Write out all the entries word for word, but skip any images.
-- Start Records shown --
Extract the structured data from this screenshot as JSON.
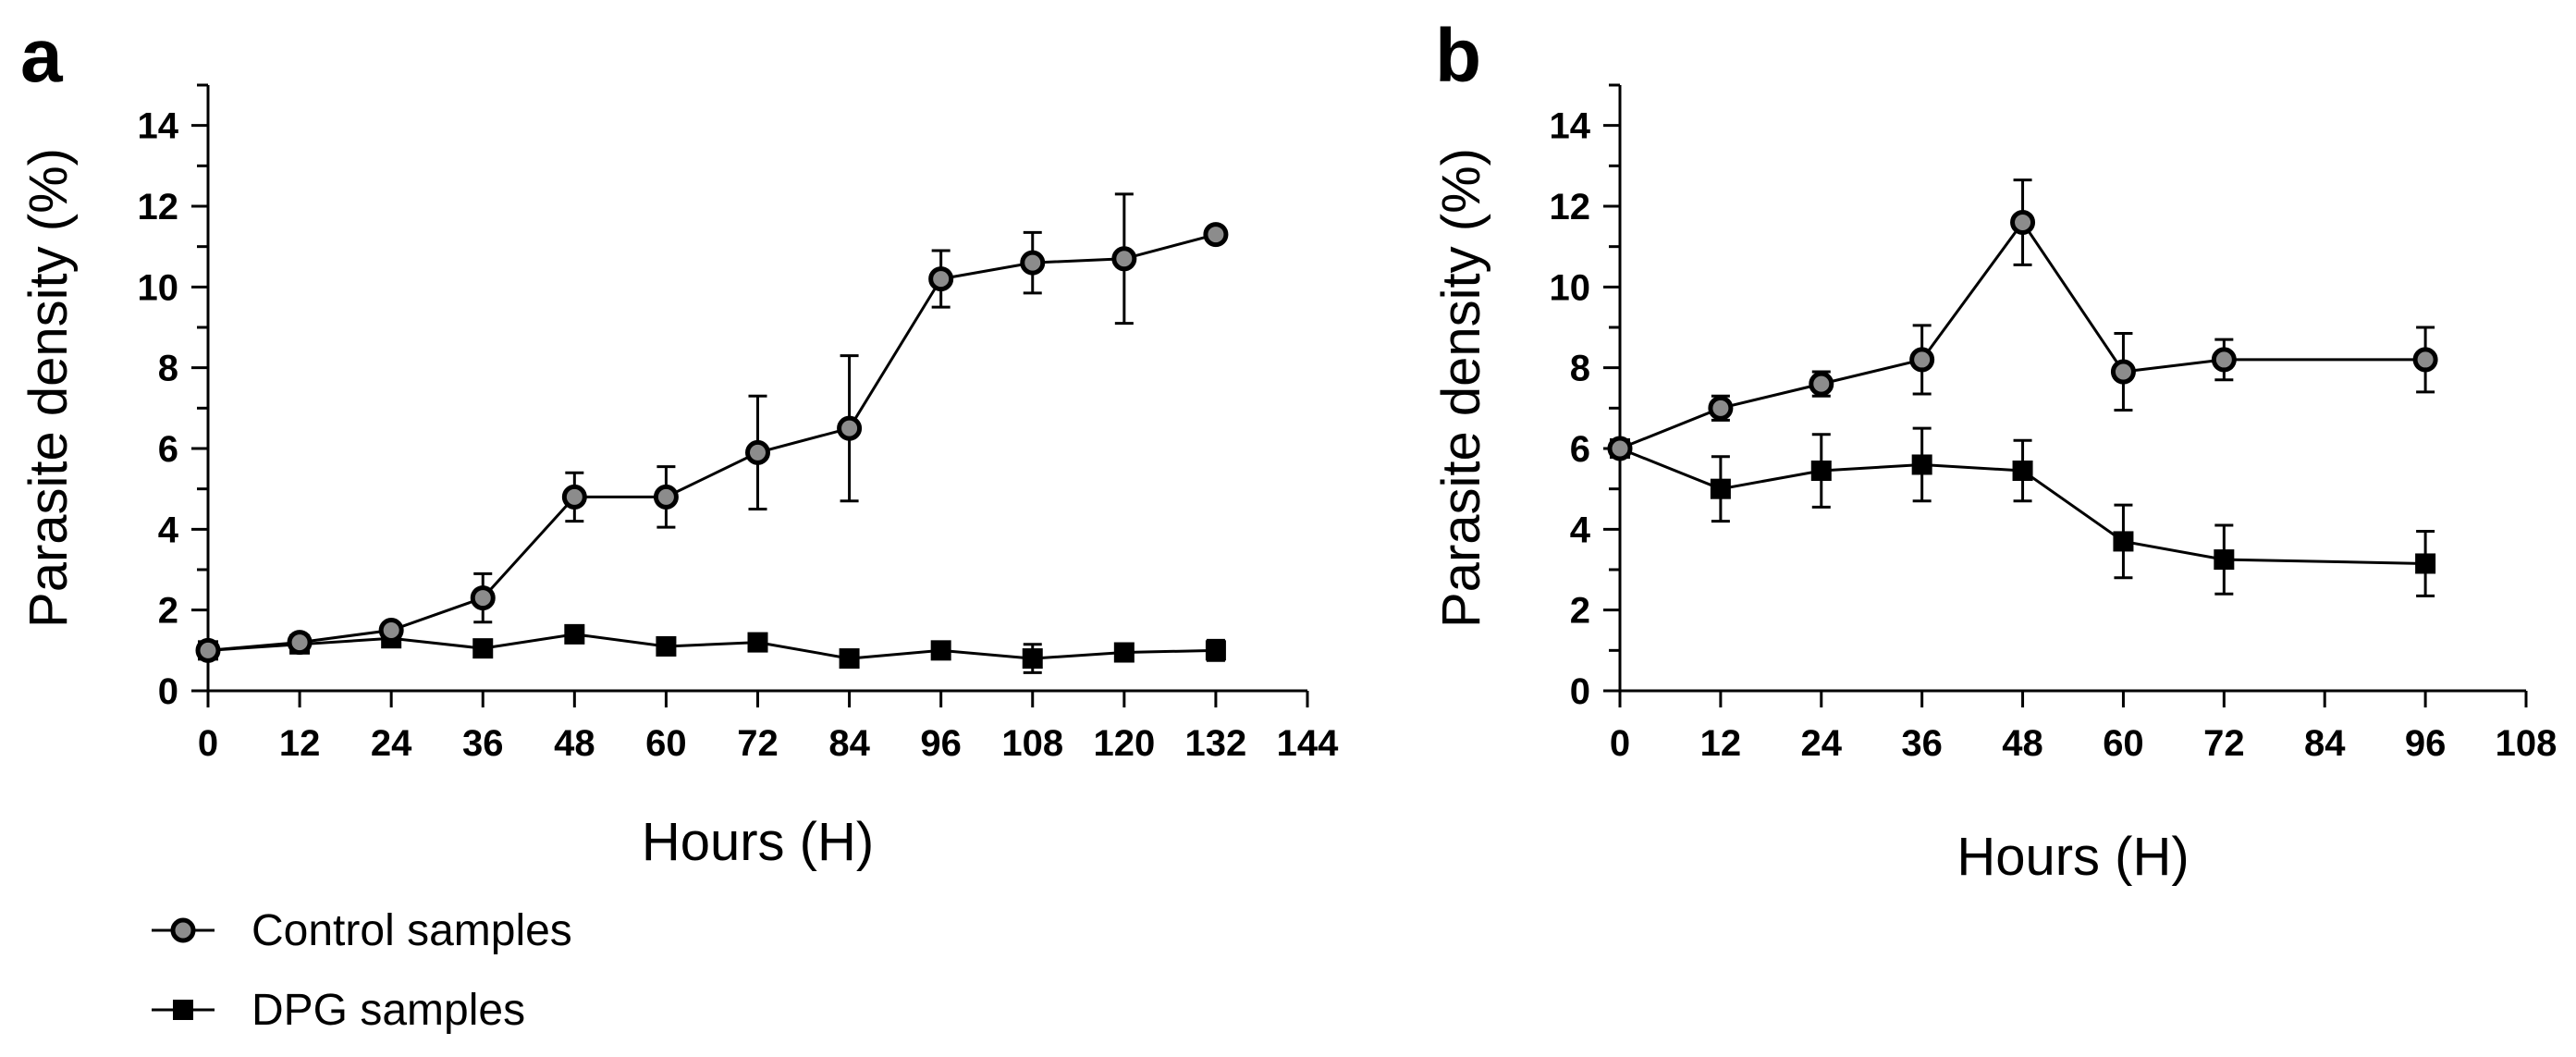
{
  "chart_data": [
    {
      "type": "line",
      "panel_label": "a",
      "xlabel": "Hours (H)",
      "ylabel": "Parasite density (%)",
      "xlim": [
        0,
        144
      ],
      "ylim": [
        0,
        15
      ],
      "xticks": [
        0,
        12,
        24,
        36,
        48,
        60,
        72,
        84,
        96,
        108,
        120,
        132,
        144
      ],
      "yticks": [
        0,
        2,
        4,
        6,
        8,
        10,
        12,
        14
      ],
      "series": [
        {
          "name": "Control samples",
          "marker": "circle",
          "x": [
            0,
            12,
            24,
            36,
            48,
            60,
            72,
            84,
            96,
            108,
            120,
            132
          ],
          "values": [
            1.0,
            1.2,
            1.5,
            2.3,
            4.8,
            4.8,
            5.9,
            6.5,
            10.2,
            10.6,
            10.7,
            11.3
          ],
          "errors": [
            0.1,
            0.1,
            0.15,
            0.6,
            0.6,
            0.75,
            1.4,
            1.8,
            0.7,
            0.75,
            1.6,
            0.1
          ]
        },
        {
          "name": "DPG samples",
          "marker": "square",
          "x": [
            0,
            12,
            24,
            36,
            48,
            60,
            72,
            84,
            96,
            108,
            120,
            132
          ],
          "values": [
            1.0,
            1.15,
            1.3,
            1.05,
            1.4,
            1.1,
            1.2,
            0.8,
            1.0,
            0.8,
            0.95,
            1.0
          ],
          "errors": [
            0.05,
            0.1,
            0.1,
            0.1,
            0.1,
            0.1,
            0.1,
            0.1,
            0.1,
            0.35,
            0.1,
            0.25
          ]
        }
      ]
    },
    {
      "type": "line",
      "panel_label": "b",
      "xlabel": "Hours (H)",
      "ylabel": "Parasite density (%)",
      "xlim": [
        0,
        108
      ],
      "ylim": [
        0,
        15
      ],
      "xticks": [
        0,
        12,
        24,
        36,
        48,
        60,
        72,
        84,
        96,
        108
      ],
      "yticks": [
        0,
        2,
        4,
        6,
        8,
        10,
        12,
        14
      ],
      "series": [
        {
          "name": "Control samples",
          "marker": "circle",
          "x": [
            0,
            12,
            24,
            36,
            48,
            60,
            72,
            96
          ],
          "values": [
            6.0,
            7.0,
            7.6,
            8.2,
            11.6,
            7.9,
            8.2,
            8.2
          ],
          "errors": [
            0.1,
            0.3,
            0.3,
            0.85,
            1.05,
            0.95,
            0.5,
            0.8
          ]
        },
        {
          "name": "DPG samples",
          "marker": "square",
          "x": [
            0,
            12,
            24,
            36,
            48,
            60,
            72,
            96
          ],
          "values": [
            6.0,
            5.0,
            5.45,
            5.6,
            5.45,
            3.7,
            3.25,
            3.15
          ],
          "errors": [
            0.1,
            0.8,
            0.9,
            0.9,
            0.75,
            0.9,
            0.85,
            0.8
          ]
        }
      ]
    }
  ],
  "legend": {
    "control_label": "Control samples",
    "dpg_label": "DPG samples"
  },
  "colors": {
    "control_fill": "#8c8c8c",
    "stroke": "#000000",
    "dpg_fill": "#000000"
  }
}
-- End Records shown --
● **Task result**
Extract the structured data from this screenshot as JSON.
{
  "chart_data": [
    {
      "type": "line",
      "panel_label": "a",
      "xlabel": "Hours (H)",
      "ylabel": "Parasite density (%)",
      "xlim": [
        0,
        144
      ],
      "ylim": [
        0,
        15
      ],
      "xticks": [
        0,
        12,
        24,
        36,
        48,
        60,
        72,
        84,
        96,
        108,
        120,
        132,
        144
      ],
      "yticks": [
        0,
        2,
        4,
        6,
        8,
        10,
        12,
        14
      ],
      "series": [
        {
          "name": "Control samples",
          "marker": "circle",
          "x": [
            0,
            12,
            24,
            36,
            48,
            60,
            72,
            84,
            96,
            108,
            120,
            132
          ],
          "values": [
            1.0,
            1.2,
            1.5,
            2.3,
            4.8,
            4.8,
            5.9,
            6.5,
            10.2,
            10.6,
            10.7,
            11.3
          ],
          "errors": [
            0.1,
            0.1,
            0.15,
            0.6,
            0.6,
            0.75,
            1.4,
            1.8,
            0.7,
            0.75,
            1.6,
            0.1
          ]
        },
        {
          "name": "DPG samples",
          "marker": "square",
          "x": [
            0,
            12,
            24,
            36,
            48,
            60,
            72,
            84,
            96,
            108,
            120,
            132
          ],
          "values": [
            1.0,
            1.15,
            1.3,
            1.05,
            1.4,
            1.1,
            1.2,
            0.8,
            1.0,
            0.8,
            0.95,
            1.0
          ],
          "errors": [
            0.05,
            0.1,
            0.1,
            0.1,
            0.1,
            0.1,
            0.1,
            0.1,
            0.1,
            0.35,
            0.1,
            0.25
          ]
        }
      ]
    },
    {
      "type": "line",
      "panel_label": "b",
      "xlabel": "Hours (H)",
      "ylabel": "Parasite density (%)",
      "xlim": [
        0,
        108
      ],
      "ylim": [
        0,
        15
      ],
      "xticks": [
        0,
        12,
        24,
        36,
        48,
        60,
        72,
        84,
        96,
        108
      ],
      "yticks": [
        0,
        2,
        4,
        6,
        8,
        10,
        12,
        14
      ],
      "series": [
        {
          "name": "Control samples",
          "marker": "circle",
          "x": [
            0,
            12,
            24,
            36,
            48,
            60,
            72,
            96
          ],
          "values": [
            6.0,
            7.0,
            7.6,
            8.2,
            11.6,
            7.9,
            8.2,
            8.2
          ],
          "errors": [
            0.1,
            0.3,
            0.3,
            0.85,
            1.05,
            0.95,
            0.5,
            0.8
          ]
        },
        {
          "name": "DPG samples",
          "marker": "square",
          "x": [
            0,
            12,
            24,
            36,
            48,
            60,
            72,
            96
          ],
          "values": [
            6.0,
            5.0,
            5.45,
            5.6,
            5.45,
            3.7,
            3.25,
            3.15
          ],
          "errors": [
            0.1,
            0.8,
            0.9,
            0.9,
            0.75,
            0.9,
            0.85,
            0.8
          ]
        }
      ]
    }
  ],
  "legend": {
    "control_label": "Control samples",
    "dpg_label": "DPG samples"
  },
  "colors": {
    "control_fill": "#8c8c8c",
    "stroke": "#000000",
    "dpg_fill": "#000000"
  }
}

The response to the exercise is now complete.